* _Quoted passage_

┌────────

I've seen a few videos but it sure doesn't look like a scientific approach... :DD I know no one would be crazy enough to go out on a limb and market such a thing but that doesn't prevent them from testing. Can you disclose?

I, too, have seen a video done by a competitive product... dubious is a word that comes to mind. The reason I say this it because if you pay close attention they speak of one thickness of glass during the video and speak of a greater thickness as an end notation. Also, looking at the glass panel they are firing their weapon at, there are small patches of material in place that appear to be targeting spots for when they fire. What is that target patch material made of (kevlar)?

There are no official tests by independent laboratories that are known to have been conducted on the question of ballistic resistance of any PET film product.

A rep for CP (Japan) conducted his own testing years ago and videotaped it for documentation. He used, I believe, a 9mm pistol and a shot gun as weapons of choice. Results were striking (pardon the pun)... however, it was conducted using 15 mil on 12mm glass, which is the thinnest glass used to produce bullet-proof glass. The 15 mil may have only acted as a spall shield in this case and no one wants to draw any other conclusions from this test.

└────────

* _Data section_

┌────────

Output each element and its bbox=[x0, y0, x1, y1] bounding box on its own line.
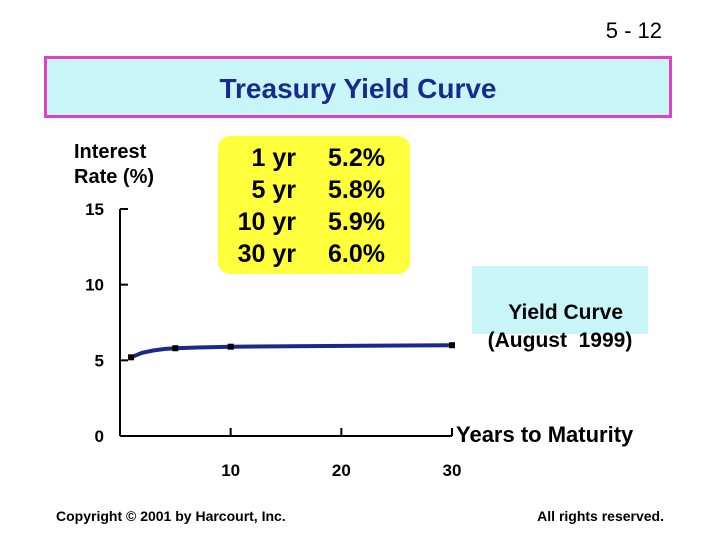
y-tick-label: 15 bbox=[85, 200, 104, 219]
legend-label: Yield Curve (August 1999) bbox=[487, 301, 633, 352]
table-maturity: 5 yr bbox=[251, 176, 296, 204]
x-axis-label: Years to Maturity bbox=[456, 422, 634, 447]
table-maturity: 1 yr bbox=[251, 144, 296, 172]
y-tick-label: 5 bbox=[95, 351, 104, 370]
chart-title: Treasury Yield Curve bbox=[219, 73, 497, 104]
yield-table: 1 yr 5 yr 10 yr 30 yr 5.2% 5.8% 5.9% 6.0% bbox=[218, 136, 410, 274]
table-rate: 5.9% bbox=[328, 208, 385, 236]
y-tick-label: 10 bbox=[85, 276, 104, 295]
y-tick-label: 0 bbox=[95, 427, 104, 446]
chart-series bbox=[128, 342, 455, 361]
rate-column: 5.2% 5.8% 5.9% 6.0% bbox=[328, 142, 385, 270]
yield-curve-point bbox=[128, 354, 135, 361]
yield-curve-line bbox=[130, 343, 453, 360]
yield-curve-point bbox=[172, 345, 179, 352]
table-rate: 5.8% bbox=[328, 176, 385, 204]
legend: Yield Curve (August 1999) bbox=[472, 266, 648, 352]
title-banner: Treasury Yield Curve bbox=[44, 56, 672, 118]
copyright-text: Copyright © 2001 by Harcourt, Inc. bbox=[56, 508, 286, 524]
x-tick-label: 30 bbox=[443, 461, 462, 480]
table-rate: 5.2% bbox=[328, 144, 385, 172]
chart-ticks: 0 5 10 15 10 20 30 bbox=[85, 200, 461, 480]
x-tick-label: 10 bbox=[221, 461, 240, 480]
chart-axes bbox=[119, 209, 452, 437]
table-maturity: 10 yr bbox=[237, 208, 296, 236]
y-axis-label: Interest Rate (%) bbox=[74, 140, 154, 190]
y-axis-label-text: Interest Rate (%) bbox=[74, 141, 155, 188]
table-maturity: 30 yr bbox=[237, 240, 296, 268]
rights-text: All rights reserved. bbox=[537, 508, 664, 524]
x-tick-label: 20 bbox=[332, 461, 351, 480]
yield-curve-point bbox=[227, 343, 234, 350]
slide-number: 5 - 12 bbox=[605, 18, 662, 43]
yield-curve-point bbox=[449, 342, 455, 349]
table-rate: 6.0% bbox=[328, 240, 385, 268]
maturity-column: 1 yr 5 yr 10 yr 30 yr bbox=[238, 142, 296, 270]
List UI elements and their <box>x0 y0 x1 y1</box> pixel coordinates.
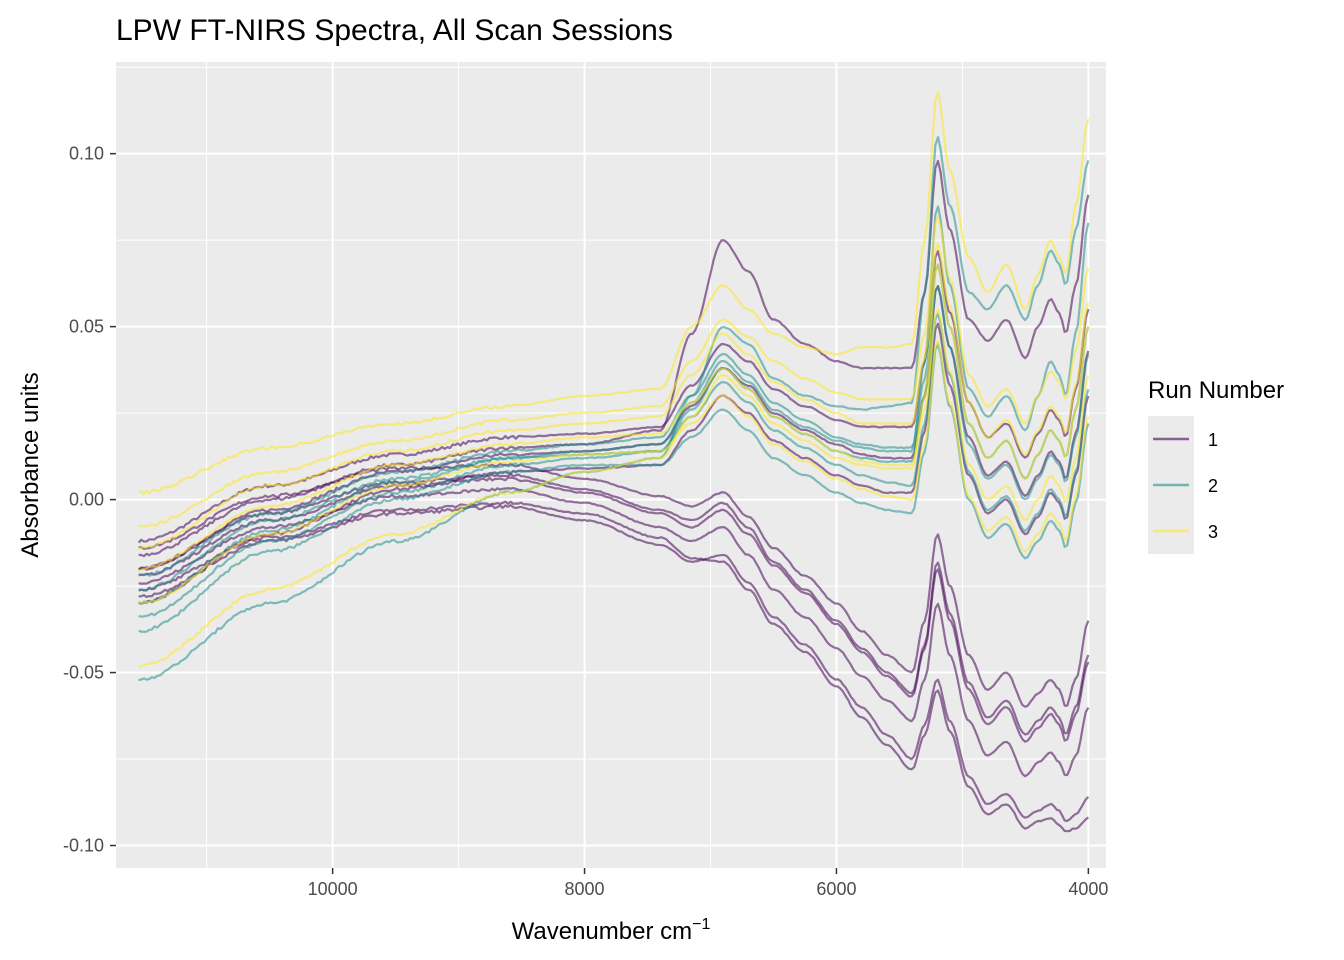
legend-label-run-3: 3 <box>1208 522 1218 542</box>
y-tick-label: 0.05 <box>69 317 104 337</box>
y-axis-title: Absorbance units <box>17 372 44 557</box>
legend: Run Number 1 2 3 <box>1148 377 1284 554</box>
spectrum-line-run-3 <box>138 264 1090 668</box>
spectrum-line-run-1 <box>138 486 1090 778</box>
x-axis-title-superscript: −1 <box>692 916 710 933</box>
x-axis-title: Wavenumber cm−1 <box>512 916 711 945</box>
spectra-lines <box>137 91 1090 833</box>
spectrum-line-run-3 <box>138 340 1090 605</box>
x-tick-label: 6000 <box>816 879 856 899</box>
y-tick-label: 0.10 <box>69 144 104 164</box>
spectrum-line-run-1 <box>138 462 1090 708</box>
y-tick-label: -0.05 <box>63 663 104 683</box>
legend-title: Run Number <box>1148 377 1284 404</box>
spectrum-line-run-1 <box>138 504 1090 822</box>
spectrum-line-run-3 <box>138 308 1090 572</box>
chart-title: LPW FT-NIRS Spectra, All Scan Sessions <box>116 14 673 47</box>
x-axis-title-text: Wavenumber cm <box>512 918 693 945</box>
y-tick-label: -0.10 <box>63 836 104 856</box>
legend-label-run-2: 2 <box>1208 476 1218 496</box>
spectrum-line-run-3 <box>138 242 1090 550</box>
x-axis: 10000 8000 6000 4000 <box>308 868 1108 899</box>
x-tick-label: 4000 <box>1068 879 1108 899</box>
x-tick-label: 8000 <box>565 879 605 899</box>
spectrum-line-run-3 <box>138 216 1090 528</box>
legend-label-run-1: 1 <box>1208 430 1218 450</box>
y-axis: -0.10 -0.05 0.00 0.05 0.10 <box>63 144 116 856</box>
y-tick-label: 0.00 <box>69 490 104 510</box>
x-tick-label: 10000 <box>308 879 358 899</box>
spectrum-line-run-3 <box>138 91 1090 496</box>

└────────
┌────────

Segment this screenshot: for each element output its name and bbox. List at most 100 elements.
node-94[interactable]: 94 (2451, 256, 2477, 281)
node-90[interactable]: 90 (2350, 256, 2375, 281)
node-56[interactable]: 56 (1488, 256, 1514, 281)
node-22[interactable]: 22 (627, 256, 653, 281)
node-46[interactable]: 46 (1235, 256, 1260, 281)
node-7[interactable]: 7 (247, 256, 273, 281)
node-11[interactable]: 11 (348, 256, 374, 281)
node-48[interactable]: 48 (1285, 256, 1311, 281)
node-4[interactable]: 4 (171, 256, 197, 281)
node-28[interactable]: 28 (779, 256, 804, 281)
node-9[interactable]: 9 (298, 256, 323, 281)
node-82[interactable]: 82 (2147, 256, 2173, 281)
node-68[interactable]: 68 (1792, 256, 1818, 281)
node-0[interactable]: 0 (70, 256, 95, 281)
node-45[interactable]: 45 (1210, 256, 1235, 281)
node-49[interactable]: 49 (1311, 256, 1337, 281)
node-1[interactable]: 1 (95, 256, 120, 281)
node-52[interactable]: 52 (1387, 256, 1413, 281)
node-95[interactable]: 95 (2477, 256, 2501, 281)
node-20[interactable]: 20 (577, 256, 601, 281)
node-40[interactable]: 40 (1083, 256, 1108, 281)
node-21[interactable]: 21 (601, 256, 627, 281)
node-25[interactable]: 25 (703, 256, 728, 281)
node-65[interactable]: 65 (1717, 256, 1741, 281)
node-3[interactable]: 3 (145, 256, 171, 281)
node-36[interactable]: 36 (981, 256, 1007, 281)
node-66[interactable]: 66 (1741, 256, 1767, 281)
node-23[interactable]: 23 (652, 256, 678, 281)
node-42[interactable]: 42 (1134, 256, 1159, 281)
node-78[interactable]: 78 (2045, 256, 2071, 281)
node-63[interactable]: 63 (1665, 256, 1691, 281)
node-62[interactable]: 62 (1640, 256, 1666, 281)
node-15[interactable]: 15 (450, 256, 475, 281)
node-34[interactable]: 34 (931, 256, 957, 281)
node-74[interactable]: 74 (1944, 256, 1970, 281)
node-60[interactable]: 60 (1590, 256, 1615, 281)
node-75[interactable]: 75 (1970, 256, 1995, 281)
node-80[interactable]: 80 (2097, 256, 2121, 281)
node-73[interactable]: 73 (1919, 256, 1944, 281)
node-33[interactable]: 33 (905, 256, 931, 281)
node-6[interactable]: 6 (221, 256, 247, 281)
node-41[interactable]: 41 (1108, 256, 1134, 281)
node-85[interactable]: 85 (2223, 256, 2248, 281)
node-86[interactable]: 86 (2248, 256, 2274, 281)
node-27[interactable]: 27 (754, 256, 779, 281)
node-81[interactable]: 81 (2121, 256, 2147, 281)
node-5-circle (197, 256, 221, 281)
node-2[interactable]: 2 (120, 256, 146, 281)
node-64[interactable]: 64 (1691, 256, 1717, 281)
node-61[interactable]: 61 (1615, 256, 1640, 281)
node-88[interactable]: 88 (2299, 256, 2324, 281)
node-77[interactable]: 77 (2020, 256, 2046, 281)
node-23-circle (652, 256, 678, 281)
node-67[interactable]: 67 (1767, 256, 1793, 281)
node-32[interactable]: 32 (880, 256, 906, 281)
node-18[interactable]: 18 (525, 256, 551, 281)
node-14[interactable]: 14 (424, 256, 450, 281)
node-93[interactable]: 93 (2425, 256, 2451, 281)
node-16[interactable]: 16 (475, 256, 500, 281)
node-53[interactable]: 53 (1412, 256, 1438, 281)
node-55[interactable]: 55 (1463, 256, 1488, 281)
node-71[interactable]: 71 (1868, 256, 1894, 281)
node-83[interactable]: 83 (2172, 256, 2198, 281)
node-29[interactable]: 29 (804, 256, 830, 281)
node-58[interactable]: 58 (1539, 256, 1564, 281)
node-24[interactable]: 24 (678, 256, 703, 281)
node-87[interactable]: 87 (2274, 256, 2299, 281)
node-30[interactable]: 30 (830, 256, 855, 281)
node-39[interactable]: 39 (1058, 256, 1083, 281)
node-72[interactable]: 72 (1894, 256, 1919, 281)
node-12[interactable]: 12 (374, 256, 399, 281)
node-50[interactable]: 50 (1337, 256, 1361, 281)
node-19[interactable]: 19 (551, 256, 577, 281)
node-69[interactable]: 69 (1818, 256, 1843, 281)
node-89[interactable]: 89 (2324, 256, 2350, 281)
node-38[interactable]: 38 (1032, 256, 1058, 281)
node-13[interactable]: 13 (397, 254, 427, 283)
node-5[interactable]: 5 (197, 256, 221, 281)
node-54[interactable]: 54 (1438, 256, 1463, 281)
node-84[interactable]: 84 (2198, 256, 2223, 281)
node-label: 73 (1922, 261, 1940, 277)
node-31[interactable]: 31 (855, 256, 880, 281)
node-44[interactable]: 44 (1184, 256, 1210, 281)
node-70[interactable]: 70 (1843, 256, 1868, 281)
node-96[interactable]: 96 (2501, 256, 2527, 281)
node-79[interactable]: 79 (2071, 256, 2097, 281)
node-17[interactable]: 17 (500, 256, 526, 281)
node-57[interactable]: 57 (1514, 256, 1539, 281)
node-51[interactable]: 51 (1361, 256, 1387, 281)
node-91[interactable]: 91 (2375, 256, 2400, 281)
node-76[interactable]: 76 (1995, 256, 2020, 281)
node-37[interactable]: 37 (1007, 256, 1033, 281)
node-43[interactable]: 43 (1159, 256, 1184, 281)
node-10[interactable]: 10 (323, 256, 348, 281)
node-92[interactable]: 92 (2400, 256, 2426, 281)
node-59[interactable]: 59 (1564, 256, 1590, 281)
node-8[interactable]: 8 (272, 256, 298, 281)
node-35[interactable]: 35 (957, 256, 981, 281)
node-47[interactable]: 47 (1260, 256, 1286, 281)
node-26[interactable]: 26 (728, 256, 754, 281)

└────────

* _Objectives_
(A) Summarize the ballistic film thread in two sentences.
(B) Quote the ballistic film thread starting with "There are no" and going on through "from this test.".
(C) Extend the ballistic film thread past its final sentence.
The listing is separate material and is not part of the ballistic film thread.

* _The results_
(A) Posters doubt the scientific rigor of videos showing shots fired at film-covered glass, and one notes that a competitor's video gave two different glass thicknesses and used target patches of unknown material. A reply says no independent laboratory tests of the ballistic resistance of any PET film product are known, and describes a CP (Japan) rep's videotaped test of 15 mil film on 12mm glass, where the film may have acted only as a spall shield and no one wants to draw further conclusions.

(B)
There are no official tests by independent laboratories that are known to have been conducted on the question of ballistic resistance of any PET film product.

A rep for CP (Japan) conducted his own testing years ago and videotaped it for documentation. He used, I believe, a 9mm pistol and a shot gun as weapons of choice. Results were striking (pardon the pun)... however, it was conducted using 15 mil on 12mm glass, which is the thinnest glass used to produce bullet-proof glass. The 15 mil may have only acted as a spall shield in this case and no one wants to draw any other conclusions from this test.

(C)
Another story, Someone I know in Kenya (uses LLumar) was commissioned to apply 15 mil to a vehicle's glass that belonged to a security officer high up in the gov't there. Word from my friend is that when the guy came to pick the car up, he drew his 9mm pistol and shot three times at the passenger side window. Again, the results were interesting. However, I cannot go further in detail than this.

You a smart guy... you, too, understand the numerous variables involved in attempting to reach a classification know as bullet-proof or even bullet-resistant? Once it is achieved in a formal test, it would only be as valid in the field as passing the Dade County large missle test protocol; I.e., worked on that framing, that glass, that silicone, that particular run of PET product, at that distance and speed, with room temperature at this point and the wind coming from this direction. You get my drift!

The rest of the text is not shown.